Locate and copy all lines bearing the word "color".

+++ PROVIDED DATA

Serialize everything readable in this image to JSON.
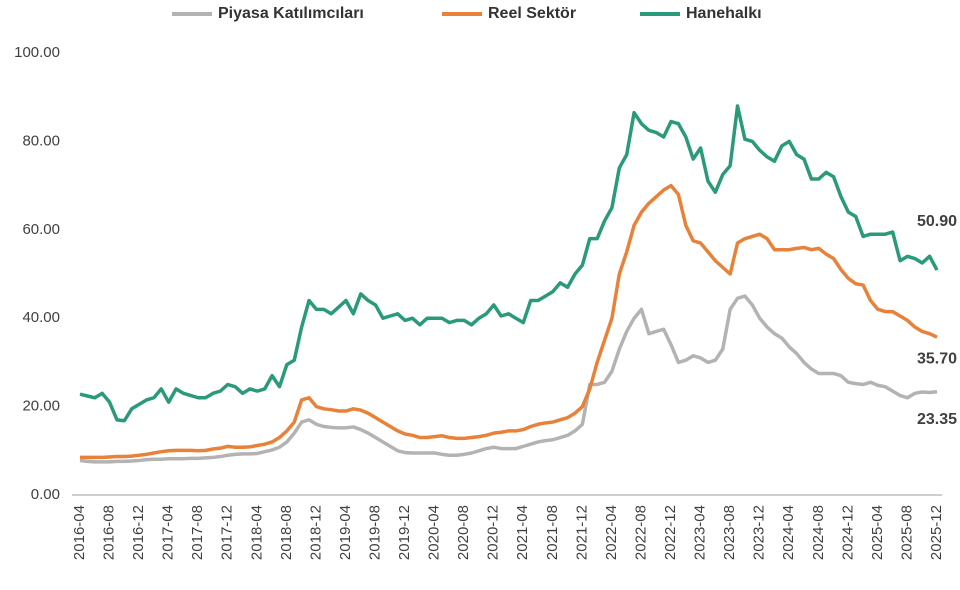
{
  "chart_data": {
    "type": "line",
    "categories": [
      "2016-04",
      null,
      null,
      null,
      "2016-08",
      null,
      null,
      null,
      "2016-12",
      null,
      null,
      null,
      "2017-04",
      null,
      null,
      null,
      "2017-08",
      null,
      null,
      null,
      "2017-12",
      null,
      null,
      null,
      "2018-04",
      null,
      null,
      null,
      "2018-08",
      null,
      null,
      null,
      "2018-12",
      null,
      null,
      null,
      "2019-04",
      null,
      null,
      null,
      "2019-08",
      null,
      null,
      null,
      "2019-12",
      null,
      null,
      null,
      "2020-04",
      null,
      null,
      null,
      "2020-08",
      null,
      null,
      null,
      "2020-12",
      null,
      null,
      null,
      "2021-04",
      null,
      null,
      null,
      "2021-08",
      null,
      null,
      null,
      "2021-12",
      null,
      null,
      null,
      "2022-04",
      null,
      null,
      null,
      "2022-08",
      null,
      null,
      null,
      "2022-12",
      null,
      null,
      null,
      "2023-04",
      null,
      null,
      null,
      "2023-08",
      null,
      null,
      null,
      "2023-12",
      null,
      null,
      null,
      "2024-04",
      null,
      null,
      null,
      "2024-08",
      null,
      null,
      null,
      "2024-12",
      null,
      null,
      null,
      "2025-04",
      null,
      null,
      null,
      "2025-08",
      null,
      null,
      null,
      "2025-12"
    ],
    "series": [
      {
        "name": "Piyasa Katılımcıları",
        "color": "#b3b3b3",
        "values": [
          7.8,
          7.6,
          7.5,
          7.5,
          7.5,
          7.6,
          7.6,
          7.7,
          7.8,
          8,
          8.1,
          8.1,
          8.2,
          8.2,
          8.2,
          8.3,
          8.3,
          8.4,
          8.5,
          8.7,
          9,
          9.2,
          9.3,
          9.3,
          9.4,
          9.8,
          10.2,
          10.8,
          12,
          14,
          16.5,
          17,
          16,
          15.5,
          15.3,
          15.2,
          15.2,
          15.4,
          14.8,
          14,
          13,
          12,
          11,
          10,
          9.6,
          9.5,
          9.5,
          9.5,
          9.5,
          9.2,
          9,
          9,
          9.2,
          9.5,
          10,
          10.5,
          10.8,
          10.5,
          10.5,
          10.5,
          11,
          11.5,
          12,
          12.3,
          12.5,
          13,
          13.5,
          14.5,
          16,
          25,
          25,
          25.5,
          28,
          33,
          37,
          40,
          42,
          36.5,
          37,
          37.5,
          34,
          30,
          30.5,
          31.5,
          31,
          30,
          30.5,
          33,
          42,
          44.5,
          45,
          43,
          40,
          38,
          36.5,
          35.5,
          33.5,
          32,
          30,
          28.5,
          27.5,
          27.5,
          27.5,
          27,
          25.5,
          25.2,
          25,
          25.5,
          24.8,
          24.5,
          23.5,
          22.5,
          22,
          23,
          23.3,
          23.2,
          23.35
        ],
        "value_labels": [
          null,
          null,
          null,
          null,
          null,
          null,
          null,
          null,
          null,
          null,
          null,
          null,
          null,
          null,
          null,
          null,
          null,
          null,
          null,
          null,
          null,
          null,
          null,
          null,
          null,
          null,
          null,
          null,
          null,
          null,
          null,
          null,
          null,
          null,
          null,
          null,
          null,
          null,
          null,
          null,
          null,
          null,
          null,
          null,
          null,
          null,
          null,
          null,
          null,
          null,
          null,
          null,
          null,
          null,
          null,
          null,
          null,
          null,
          null,
          null,
          null,
          null,
          null,
          null,
          null,
          null,
          null,
          null,
          null,
          null,
          null,
          null,
          null,
          null,
          null,
          null,
          null,
          null,
          null,
          null,
          null,
          null,
          null,
          null,
          null,
          null,
          null,
          null,
          null,
          null,
          null,
          null,
          null,
          null,
          null,
          null,
          null,
          null,
          null,
          null,
          null,
          null,
          null,
          null,
          null,
          null,
          null,
          null,
          null,
          null,
          null,
          null,
          null,
          null,
          null,
          null,
          "23.35"
        ]
      },
      {
        "name": "Reel Sektör",
        "color": "#e8823a",
        "values": [
          8.5,
          8.5,
          8.5,
          8.5,
          8.6,
          8.7,
          8.7,
          8.8,
          9,
          9.2,
          9.5,
          9.8,
          10,
          10.1,
          10.1,
          10.1,
          10,
          10.1,
          10.4,
          10.6,
          11,
          10.8,
          10.8,
          10.9,
          11.2,
          11.5,
          12,
          13,
          14.5,
          16.5,
          21.5,
          22,
          20,
          19.5,
          19.3,
          19,
          19,
          19.5,
          19.2,
          18.5,
          17.5,
          16.5,
          15.5,
          14.5,
          13.8,
          13.5,
          13,
          13,
          13.2,
          13.4,
          13,
          12.8,
          12.8,
          13,
          13.2,
          13.5,
          14,
          14.2,
          14.5,
          14.5,
          14.8,
          15.5,
          16,
          16.3,
          16.5,
          17,
          17.5,
          18.5,
          20,
          24,
          30,
          35,
          40,
          50,
          55,
          61,
          64,
          66,
          67.5,
          69,
          70,
          68,
          61,
          57.5,
          57,
          55,
          53,
          51.5,
          50,
          57,
          58,
          58.5,
          59,
          58,
          55.5,
          55.5,
          55.5,
          55.8,
          56,
          55.5,
          55.8,
          54.5,
          53.5,
          51,
          49,
          47.8,
          47.5,
          44,
          42,
          41.5,
          41.5,
          40.5,
          39.5,
          38,
          37,
          36.5,
          35.7
        ],
        "value_labels": [
          null,
          null,
          null,
          null,
          null,
          null,
          null,
          null,
          null,
          null,
          null,
          null,
          null,
          null,
          null,
          null,
          null,
          null,
          null,
          null,
          null,
          null,
          null,
          null,
          null,
          null,
          null,
          null,
          null,
          null,
          null,
          null,
          null,
          null,
          null,
          null,
          null,
          null,
          null,
          null,
          null,
          null,
          null,
          null,
          null,
          null,
          null,
          null,
          null,
          null,
          null,
          null,
          null,
          null,
          null,
          null,
          null,
          null,
          null,
          null,
          null,
          null,
          null,
          null,
          null,
          null,
          null,
          null,
          null,
          null,
          null,
          null,
          null,
          null,
          null,
          null,
          null,
          null,
          null,
          null,
          null,
          null,
          null,
          null,
          null,
          null,
          null,
          null,
          null,
          null,
          null,
          null,
          null,
          null,
          null,
          null,
          null,
          null,
          null,
          null,
          null,
          null,
          null,
          null,
          null,
          null,
          null,
          null,
          null,
          null,
          null,
          null,
          null,
          null,
          null,
          null,
          "35.70"
        ]
      },
      {
        "name": "Hanehalkı",
        "color": "#2a9a7a",
        "values": [
          22.8,
          22.4,
          22,
          23,
          21,
          17,
          16.8,
          19.5,
          20.5,
          21.5,
          22,
          24,
          21,
          24,
          23,
          22.5,
          22,
          22,
          23,
          23.5,
          25,
          24.5,
          23,
          24,
          23.5,
          24,
          27,
          24.5,
          29.5,
          30.5,
          38,
          44,
          42,
          42,
          41,
          42.5,
          44,
          41,
          45.5,
          44,
          43,
          40,
          40.5,
          41,
          39.5,
          40,
          38.5,
          40,
          40,
          40,
          39,
          39.5,
          39.5,
          38.5,
          40,
          41,
          43,
          40.5,
          41,
          40,
          39,
          44,
          44,
          45,
          46,
          48,
          47,
          50,
          52,
          58,
          58,
          62,
          65,
          74,
          77,
          86.5,
          84,
          82.5,
          82,
          81,
          84.5,
          84,
          81,
          76,
          78.5,
          71,
          68.5,
          72.5,
          74.5,
          88,
          80.5,
          80,
          78,
          76.5,
          75.5,
          79,
          80,
          77,
          76,
          71.5,
          71.5,
          73,
          72,
          67.5,
          64,
          63,
          58.5,
          59,
          59,
          59,
          59.5,
          53,
          54,
          53.5,
          52.5,
          54,
          50.9
        ],
        "value_labels": [
          null,
          null,
          null,
          null,
          null,
          null,
          null,
          null,
          null,
          null,
          null,
          null,
          null,
          null,
          null,
          null,
          null,
          null,
          null,
          null,
          null,
          null,
          null,
          null,
          null,
          null,
          null,
          null,
          null,
          null,
          null,
          null,
          null,
          null,
          null,
          null,
          null,
          null,
          null,
          null,
          null,
          null,
          null,
          null,
          null,
          null,
          null,
          null,
          null,
          null,
          null,
          null,
          null,
          null,
          null,
          null,
          null,
          null,
          null,
          null,
          null,
          null,
          null,
          null,
          null,
          null,
          null,
          null,
          null,
          null,
          null,
          null,
          null,
          null,
          null,
          null,
          null,
          null,
          null,
          null,
          null,
          null,
          null,
          null,
          null,
          null,
          null,
          null,
          null,
          null,
          null,
          null,
          null,
          null,
          null,
          null,
          null,
          null,
          null,
          null,
          null,
          null,
          null,
          null,
          null,
          null,
          null,
          null,
          null,
          null,
          null,
          null,
          null,
          null,
          null,
          null,
          "50.90"
        ]
      }
    ],
    "ylim": [
      0,
      100
    ],
    "yticks": [
      {
        "value": 0,
        "label": "0.00"
      },
      {
        "value": 20,
        "label": "20.00"
      },
      {
        "value": 40,
        "label": "40.00"
      },
      {
        "value": 60,
        "label": "60.00"
      },
      {
        "value": 80,
        "label": "80.00"
      },
      {
        "value": 100,
        "label": "100.00"
      }
    ],
    "grid": false,
    "legend": "top"
  }
}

++++++

TASK ANSWER -
        "color": "#b3b3b3",
        "color": "#e8823a",
        "color": "#2a9a7a",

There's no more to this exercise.